## REQUIRED WORK
Quote all entries exactly, leaving pictures aside.

(Stored data entries)

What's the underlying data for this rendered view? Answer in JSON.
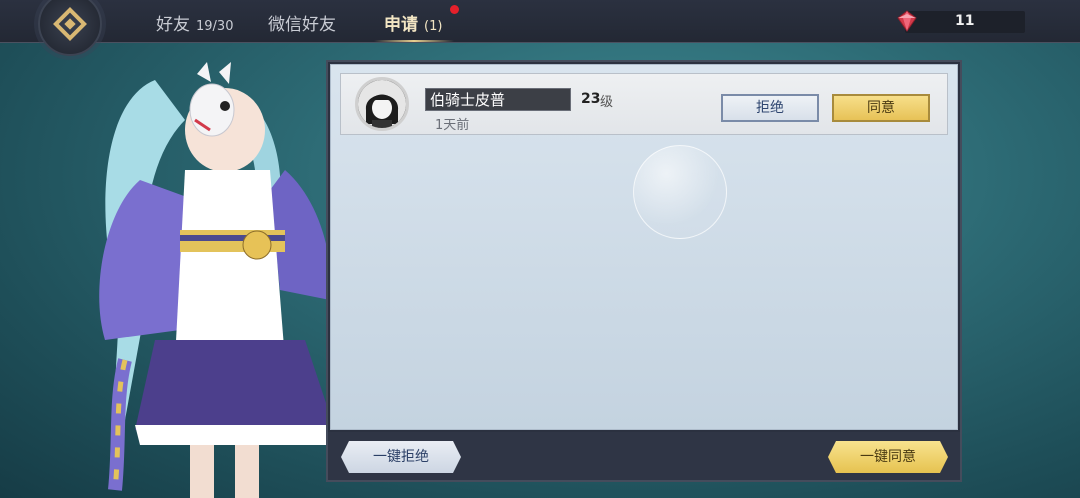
{
  "header": {
    "tabs": [
      {
        "label": "好友",
        "count": "19/30",
        "active": false
      },
      {
        "label": "微信好友",
        "count": "",
        "active": false
      },
      {
        "label": "申请",
        "count": "(1)",
        "active": true
      }
    ],
    "currency": {
      "icon": "red-gem-icon",
      "value": "11"
    }
  },
  "requests": [
    {
      "name": "伯骑士皮普",
      "level": "23",
      "level_unit": "级",
      "time": "1天前",
      "reject_label": "拒绝",
      "accept_label": "同意"
    }
  ],
  "footer": {
    "reject_all_label": "一键拒绝",
    "accept_all_label": "一键同意"
  },
  "colors": {
    "accent_gold": "#e7c257",
    "notification_red": "#e5202b"
  }
}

## FULL OUTPUT
What's the underlying data for this rendered view? Answer in JSON.
{
  "header": {
    "tabs": [
      {
        "label": "好友",
        "count": "19/30",
        "active": false
      },
      {
        "label": "微信好友",
        "count": "",
        "active": false
      },
      {
        "label": "申请",
        "count": "(1)",
        "active": true
      }
    ],
    "currency": {
      "icon": "red-gem-icon",
      "value": "11"
    }
  },
  "requests": [
    {
      "name": "伯骑士皮普",
      "level": "23",
      "level_unit": "级",
      "time": "1天前",
      "reject_label": "拒绝",
      "accept_label": "同意"
    }
  ],
  "footer": {
    "reject_all_label": "一键拒绝",
    "accept_all_label": "一键同意"
  },
  "colors": {
    "accent_gold": "#e7c257",
    "notification_red": "#e5202b"
  }
}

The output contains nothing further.